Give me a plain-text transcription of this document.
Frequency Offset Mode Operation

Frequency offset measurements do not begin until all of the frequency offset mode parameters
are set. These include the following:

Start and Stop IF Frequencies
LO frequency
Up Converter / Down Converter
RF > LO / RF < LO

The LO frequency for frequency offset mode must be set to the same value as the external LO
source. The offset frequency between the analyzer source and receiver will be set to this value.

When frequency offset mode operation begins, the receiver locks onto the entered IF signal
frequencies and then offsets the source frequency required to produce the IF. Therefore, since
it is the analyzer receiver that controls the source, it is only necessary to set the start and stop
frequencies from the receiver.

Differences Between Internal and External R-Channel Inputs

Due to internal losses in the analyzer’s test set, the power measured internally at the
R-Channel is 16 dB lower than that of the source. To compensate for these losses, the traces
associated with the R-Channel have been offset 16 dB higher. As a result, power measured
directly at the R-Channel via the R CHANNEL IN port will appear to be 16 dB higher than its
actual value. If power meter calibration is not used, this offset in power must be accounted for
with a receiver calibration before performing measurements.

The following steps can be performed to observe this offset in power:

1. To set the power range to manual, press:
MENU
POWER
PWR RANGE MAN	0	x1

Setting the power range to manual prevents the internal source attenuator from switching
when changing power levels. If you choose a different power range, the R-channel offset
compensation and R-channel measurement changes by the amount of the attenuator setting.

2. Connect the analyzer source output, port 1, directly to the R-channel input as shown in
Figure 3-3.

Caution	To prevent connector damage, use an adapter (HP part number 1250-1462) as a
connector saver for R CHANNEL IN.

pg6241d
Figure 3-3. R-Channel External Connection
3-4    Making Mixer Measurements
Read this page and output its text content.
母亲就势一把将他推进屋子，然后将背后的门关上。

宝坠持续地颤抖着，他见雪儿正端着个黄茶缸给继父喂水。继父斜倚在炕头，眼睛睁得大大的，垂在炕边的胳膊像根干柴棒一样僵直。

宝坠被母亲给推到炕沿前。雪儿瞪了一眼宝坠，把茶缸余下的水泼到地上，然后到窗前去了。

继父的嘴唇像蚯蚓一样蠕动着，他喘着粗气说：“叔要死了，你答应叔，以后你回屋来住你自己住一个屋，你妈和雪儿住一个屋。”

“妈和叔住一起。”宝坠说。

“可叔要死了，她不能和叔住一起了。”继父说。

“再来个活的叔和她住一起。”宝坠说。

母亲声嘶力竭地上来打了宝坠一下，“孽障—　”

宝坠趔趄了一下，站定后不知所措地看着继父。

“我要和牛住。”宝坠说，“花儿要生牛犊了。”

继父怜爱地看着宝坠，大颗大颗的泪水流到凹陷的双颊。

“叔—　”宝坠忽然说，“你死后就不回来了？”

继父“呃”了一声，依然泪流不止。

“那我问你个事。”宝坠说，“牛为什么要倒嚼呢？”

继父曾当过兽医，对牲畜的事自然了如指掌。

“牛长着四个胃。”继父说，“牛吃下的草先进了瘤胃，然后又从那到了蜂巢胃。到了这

→ **Directions**: Every entry in the listing must be retyped exactly.

→ **Response**:
Give me a plain-text transcription of this document.
Frequency Offset Mode Operation

Frequency offset measurements do not begin until all of the frequency offset mode parameters
are set. These include the following:

Start and Stop IF Frequencies
LO frequency
Up Converter / Down Converter
RF > LO / RF < LO

The LO frequency for frequency offset mode must be set to the same value as the external LO
source. The offset frequency between the analyzer source and receiver will be set to this value.

When frequency offset mode operation begins, the receiver locks onto the entered IF signal
frequencies and then offsets the source frequency required to produce the IF. Therefore, since
it is the analyzer receiver that controls the source, it is only necessary to set the start and stop
frequencies from the receiver.

Differences Between Internal and External R-Channel Inputs

Due to internal losses in the analyzer’s test set, the power measured internally at the
R-Channel is 16 dB lower than that of the source. To compensate for these losses, the traces
associated with the R-Channel have been offset 16 dB higher. As a result, power measured
directly at the R-Channel via the R CHANNEL IN port will appear to be 16 dB higher than its
actual value. If power meter calibration is not used, this offset in power must be accounted for
with a receiver calibration before performing measurements.

The following steps can be performed to observe this offset in power:

1. To set the power range to manual, press:
MENU
POWER
PWR RANGE MAN	0	x1

Setting the power range to manual prevents the internal source attenuator from switching
when changing power levels. If you choose a different power range, the R-channel offset
compensation and R-channel measurement changes by the amount of the attenuator setting.

2. Connect the analyzer source output, port 1, directly to the R-channel input as shown in
Figure 3-3.

Caution	To prevent connector damage, use an adapter (HP part number 1250-1462) as a
connector saver for R CHANNEL IN.

pg6241d
Figure 3-3. R-Channel External Connection
3-4    Making Mixer Measurements
Read this page and output its text content.
母亲就势一把将他推进屋子，然后将背后的门关上。

宝坠持续地颤抖着，他见雪儿正端着个黄茶缸给继父喂水。继父斜倚在炕头，眼睛睁得大大的，垂在炕边的胳膊像根干柴棒一样僵直。

宝坠被母亲给推到炕沿前。雪儿瞪了一眼宝坠，把茶缸余下的水泼到地上，然后到窗前去了。

继父的嘴唇像蚯蚓一样蠕动着，他喘着粗气说：“叔要死了，你答应叔，以后你回屋来住你自己住一个屋，你妈和雪儿住一个屋。”

“妈和叔住一起。”宝坠说。

“可叔要死了，她不能和叔住一起了。”继父说。

“再来个活的叔和她住一起。”宝坠说。

母亲声嘶力竭地上来打了宝坠一下，“孽障—　”

宝坠趔趄了一下，站定后不知所措地看着继父。

“我要和牛住。”宝坠说，“花儿要生牛犊了。”

继父怜爱地看着宝坠，大颗大颗的泪水流到凹陷的双颊。

“叔—　”宝坠忽然说，“你死后就不回来了？”

继父“呃”了一声，依然泪流不止。

“那我问你个事。”宝坠说，“牛为什么要倒嚼呢？”

继父曾当过兽医，对牲畜的事自然了如指掌。

“牛长着四个胃。”继父说，“牛吃下的草先进了瘤胃，然后又从那到了蜂巢胃。到了这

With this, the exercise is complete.